> **Task objective**
Omit every picture and return the rest of the data unaltered.
>> START
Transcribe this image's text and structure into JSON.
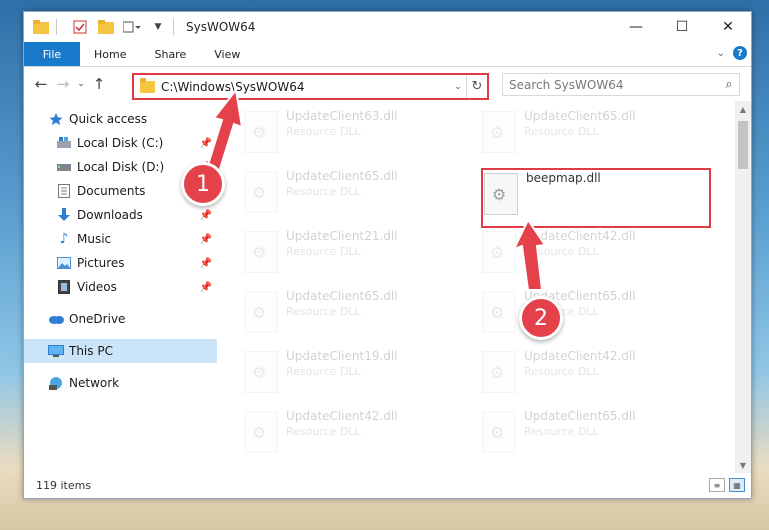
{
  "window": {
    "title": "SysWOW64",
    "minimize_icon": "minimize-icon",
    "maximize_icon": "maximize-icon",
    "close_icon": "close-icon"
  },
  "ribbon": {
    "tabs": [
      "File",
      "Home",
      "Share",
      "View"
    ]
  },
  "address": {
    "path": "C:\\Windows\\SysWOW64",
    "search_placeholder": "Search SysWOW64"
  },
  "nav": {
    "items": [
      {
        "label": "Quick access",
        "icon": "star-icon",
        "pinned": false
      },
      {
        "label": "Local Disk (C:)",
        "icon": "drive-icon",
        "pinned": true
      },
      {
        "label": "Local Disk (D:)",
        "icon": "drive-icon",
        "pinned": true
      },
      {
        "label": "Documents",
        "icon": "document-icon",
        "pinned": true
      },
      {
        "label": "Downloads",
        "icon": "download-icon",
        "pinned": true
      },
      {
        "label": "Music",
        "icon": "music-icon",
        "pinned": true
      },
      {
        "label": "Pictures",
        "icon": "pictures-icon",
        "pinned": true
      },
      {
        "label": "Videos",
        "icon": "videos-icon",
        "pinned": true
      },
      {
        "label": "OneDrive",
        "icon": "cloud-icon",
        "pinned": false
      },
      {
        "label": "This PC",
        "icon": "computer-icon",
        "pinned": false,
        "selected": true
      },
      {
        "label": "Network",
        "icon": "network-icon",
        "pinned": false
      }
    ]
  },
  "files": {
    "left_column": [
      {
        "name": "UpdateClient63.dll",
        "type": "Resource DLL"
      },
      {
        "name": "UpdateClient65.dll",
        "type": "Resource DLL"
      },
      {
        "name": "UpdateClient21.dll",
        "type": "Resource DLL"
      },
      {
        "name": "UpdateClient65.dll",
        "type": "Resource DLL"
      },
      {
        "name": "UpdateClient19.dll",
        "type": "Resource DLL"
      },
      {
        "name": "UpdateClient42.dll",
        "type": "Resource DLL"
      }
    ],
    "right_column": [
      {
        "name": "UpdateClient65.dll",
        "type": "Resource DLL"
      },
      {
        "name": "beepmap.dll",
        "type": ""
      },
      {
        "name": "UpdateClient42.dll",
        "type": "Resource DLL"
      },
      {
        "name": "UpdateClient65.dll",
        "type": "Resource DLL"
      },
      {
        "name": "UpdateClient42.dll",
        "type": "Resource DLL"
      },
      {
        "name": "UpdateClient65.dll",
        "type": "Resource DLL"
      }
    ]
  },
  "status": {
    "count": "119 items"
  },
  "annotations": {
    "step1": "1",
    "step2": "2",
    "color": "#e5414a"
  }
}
>> END
> **Response to this exercise**
Transcribe this image's text and structure into JSON.
{
  "window": {
    "title": "SysWOW64",
    "minimize_icon": "minimize-icon",
    "maximize_icon": "maximize-icon",
    "close_icon": "close-icon"
  },
  "ribbon": {
    "tabs": [
      "File",
      "Home",
      "Share",
      "View"
    ]
  },
  "address": {
    "path": "C:\\Windows\\SysWOW64",
    "search_placeholder": "Search SysWOW64"
  },
  "nav": {
    "items": [
      {
        "label": "Quick access",
        "icon": "star-icon",
        "pinned": false
      },
      {
        "label": "Local Disk (C:)",
        "icon": "drive-icon",
        "pinned": true
      },
      {
        "label": "Local Disk (D:)",
        "icon": "drive-icon",
        "pinned": true
      },
      {
        "label": "Documents",
        "icon": "document-icon",
        "pinned": true
      },
      {
        "label": "Downloads",
        "icon": "download-icon",
        "pinned": true
      },
      {
        "label": "Music",
        "icon": "music-icon",
        "pinned": true
      },
      {
        "label": "Pictures",
        "icon": "pictures-icon",
        "pinned": true
      },
      {
        "label": "Videos",
        "icon": "videos-icon",
        "pinned": true
      },
      {
        "label": "OneDrive",
        "icon": "cloud-icon",
        "pinned": false
      },
      {
        "label": "This PC",
        "icon": "computer-icon",
        "pinned": false,
        "selected": true
      },
      {
        "label": "Network",
        "icon": "network-icon",
        "pinned": false
      }
    ]
  },
  "files": {
    "left_column": [
      {
        "name": "UpdateClient63.dll",
        "type": "Resource DLL"
      },
      {
        "name": "UpdateClient65.dll",
        "type": "Resource DLL"
      },
      {
        "name": "UpdateClient21.dll",
        "type": "Resource DLL"
      },
      {
        "name": "UpdateClient65.dll",
        "type": "Resource DLL"
      },
      {
        "name": "UpdateClient19.dll",
        "type": "Resource DLL"
      },
      {
        "name": "UpdateClient42.dll",
        "type": "Resource DLL"
      }
    ],
    "right_column": [
      {
        "name": "UpdateClient65.dll",
        "type": "Resource DLL"
      },
      {
        "name": "beepmap.dll",
        "type": ""
      },
      {
        "name": "UpdateClient42.dll",
        "type": "Resource DLL"
      },
      {
        "name": "UpdateClient65.dll",
        "type": "Resource DLL"
      },
      {
        "name": "UpdateClient42.dll",
        "type": "Resource DLL"
      },
      {
        "name": "UpdateClient65.dll",
        "type": "Resource DLL"
      }
    ]
  },
  "status": {
    "count": "119 items"
  },
  "annotations": {
    "step1": "1",
    "step2": "2",
    "color": "#e5414a"
  }
}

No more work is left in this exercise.